■ ROWS:

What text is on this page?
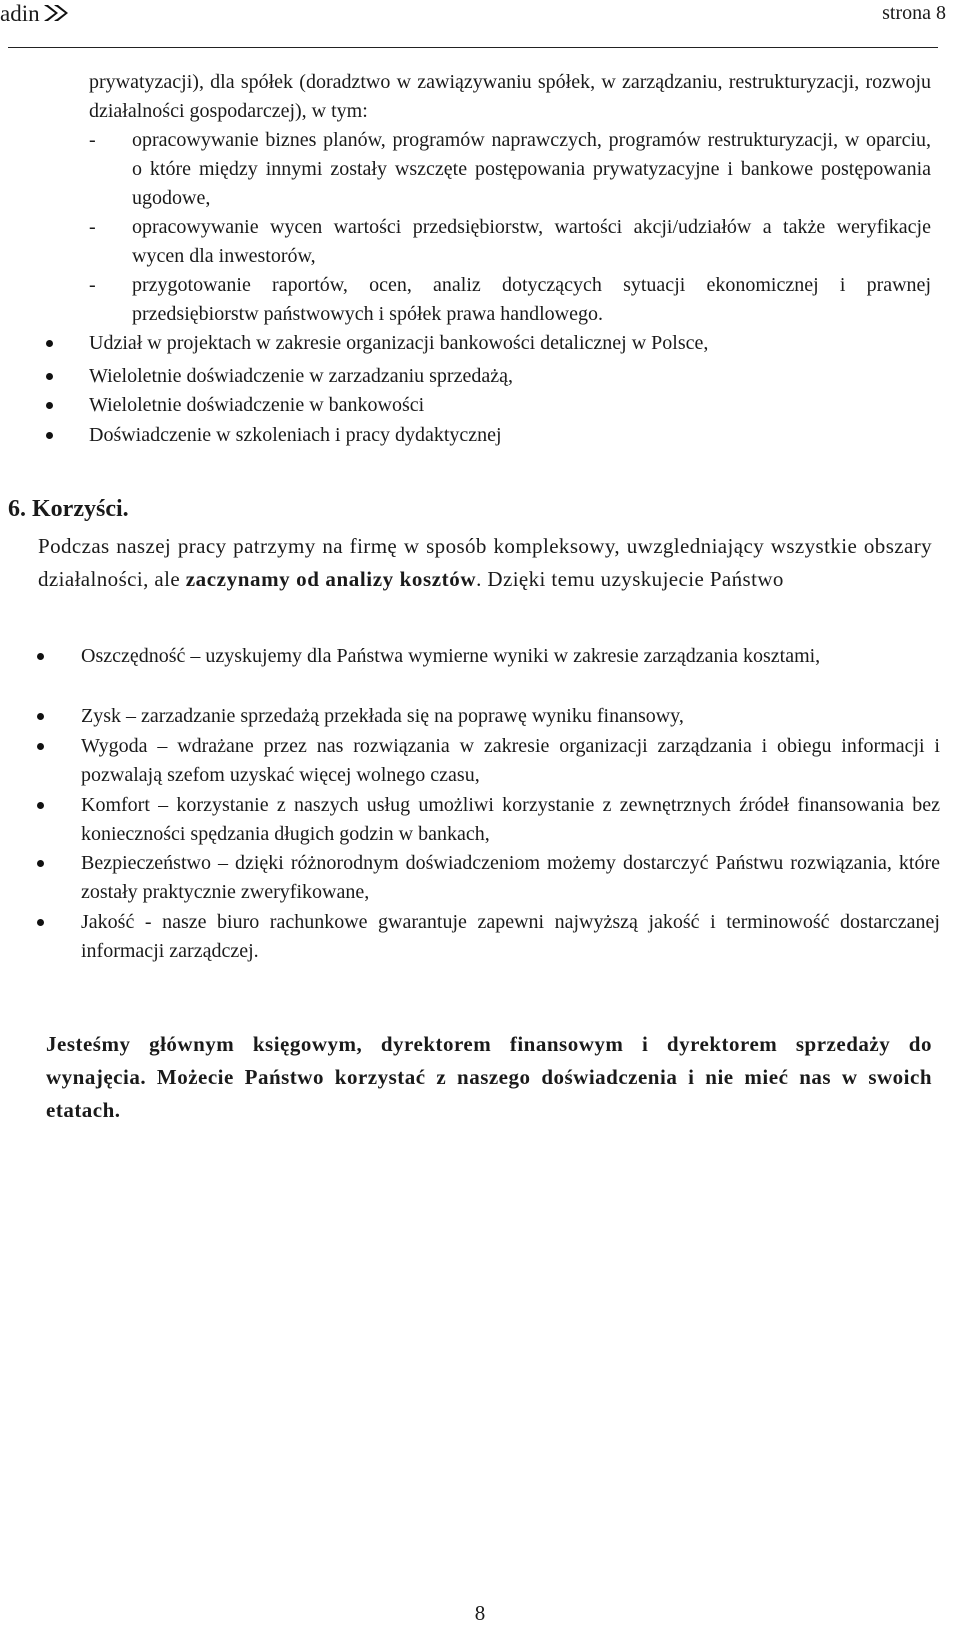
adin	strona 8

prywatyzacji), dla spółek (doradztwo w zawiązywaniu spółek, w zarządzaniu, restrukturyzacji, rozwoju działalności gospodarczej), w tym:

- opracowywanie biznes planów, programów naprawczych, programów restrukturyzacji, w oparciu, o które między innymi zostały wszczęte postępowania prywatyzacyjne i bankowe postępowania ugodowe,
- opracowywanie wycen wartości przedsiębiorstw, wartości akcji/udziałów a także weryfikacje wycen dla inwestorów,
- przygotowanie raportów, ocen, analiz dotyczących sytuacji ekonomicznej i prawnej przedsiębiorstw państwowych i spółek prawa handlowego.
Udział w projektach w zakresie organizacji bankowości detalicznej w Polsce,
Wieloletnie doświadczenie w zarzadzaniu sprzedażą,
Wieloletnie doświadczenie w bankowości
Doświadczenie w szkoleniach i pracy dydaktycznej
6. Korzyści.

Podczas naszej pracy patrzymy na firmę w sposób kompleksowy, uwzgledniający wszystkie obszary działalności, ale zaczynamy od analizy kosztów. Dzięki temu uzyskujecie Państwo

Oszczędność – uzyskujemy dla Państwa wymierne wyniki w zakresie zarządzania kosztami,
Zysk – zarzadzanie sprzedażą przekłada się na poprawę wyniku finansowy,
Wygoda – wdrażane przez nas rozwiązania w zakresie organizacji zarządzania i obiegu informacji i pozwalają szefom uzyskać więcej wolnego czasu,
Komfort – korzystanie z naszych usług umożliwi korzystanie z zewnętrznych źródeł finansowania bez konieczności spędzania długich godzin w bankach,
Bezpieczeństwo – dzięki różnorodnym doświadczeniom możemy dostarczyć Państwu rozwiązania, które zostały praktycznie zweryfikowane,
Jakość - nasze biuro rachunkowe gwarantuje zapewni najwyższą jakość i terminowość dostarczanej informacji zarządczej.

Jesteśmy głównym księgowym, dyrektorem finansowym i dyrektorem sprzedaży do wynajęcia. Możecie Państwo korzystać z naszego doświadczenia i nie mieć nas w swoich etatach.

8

■ WRITTEN INSTRUCTION:
Reproduce the listing above exactly, excluding all pictures.

■ TASK OUTPUT:
What text is on this page?
adin	strona 8

prywatyzacji), dla spółek (doradztwo w zawiązywaniu spółek, w zarządzaniu, restrukturyzacji, rozwoju działalności gospodarczej), w tym:

- opracowywanie biznes planów, programów naprawczych, programów restrukturyzacji, w oparciu, o które między innymi zostały wszczęte postępowania prywatyzacyjne i bankowe postępowania ugodowe,
- opracowywanie wycen wartości przedsiębiorstw, wartości akcji/udziałów a także weryfikacje wycen dla inwestorów,
- przygotowanie raportów, ocen, analiz dotyczących sytuacji ekonomicznej i prawnej przedsiębiorstw państwowych i spółek prawa handlowego.
Udział w projektach w zakresie organizacji bankowości detalicznej w Polsce,
Wieloletnie doświadczenie w zarzadzaniu sprzedażą,
Wieloletnie doświadczenie w bankowości
Doświadczenie w szkoleniach i pracy dydaktycznej
6. Korzyści.

Podczas naszej pracy patrzymy na firmę w sposób kompleksowy, uwzgledniający wszystkie obszary działalności, ale zaczynamy od analizy kosztów. Dzięki temu uzyskujecie Państwo

Oszczędność – uzyskujemy dla Państwa wymierne wyniki w zakresie zarządzania kosztami,
Zysk – zarzadzanie sprzedażą przekłada się na poprawę wyniku finansowy,
Wygoda – wdrażane przez nas rozwiązania w zakresie organizacji zarządzania i obiegu informacji i pozwalają szefom uzyskać więcej wolnego czasu,
Komfort – korzystanie z naszych usług umożliwi korzystanie z zewnętrznych źródeł finansowania bez konieczności spędzania długich godzin w bankach,
Bezpieczeństwo – dzięki różnorodnym doświadczeniom możemy dostarczyć Państwu rozwiązania, które zostały praktycznie zweryfikowane,
Jakość - nasze biuro rachunkowe gwarantuje zapewni najwyższą jakość i terminowość dostarczanej informacji zarządczej.

Jesteśmy głównym księgowym, dyrektorem finansowym i dyrektorem sprzedaży do wynajęcia. Możecie Państwo korzystać z naszego doświadczenia i nie mieć nas w swoich etatach.

8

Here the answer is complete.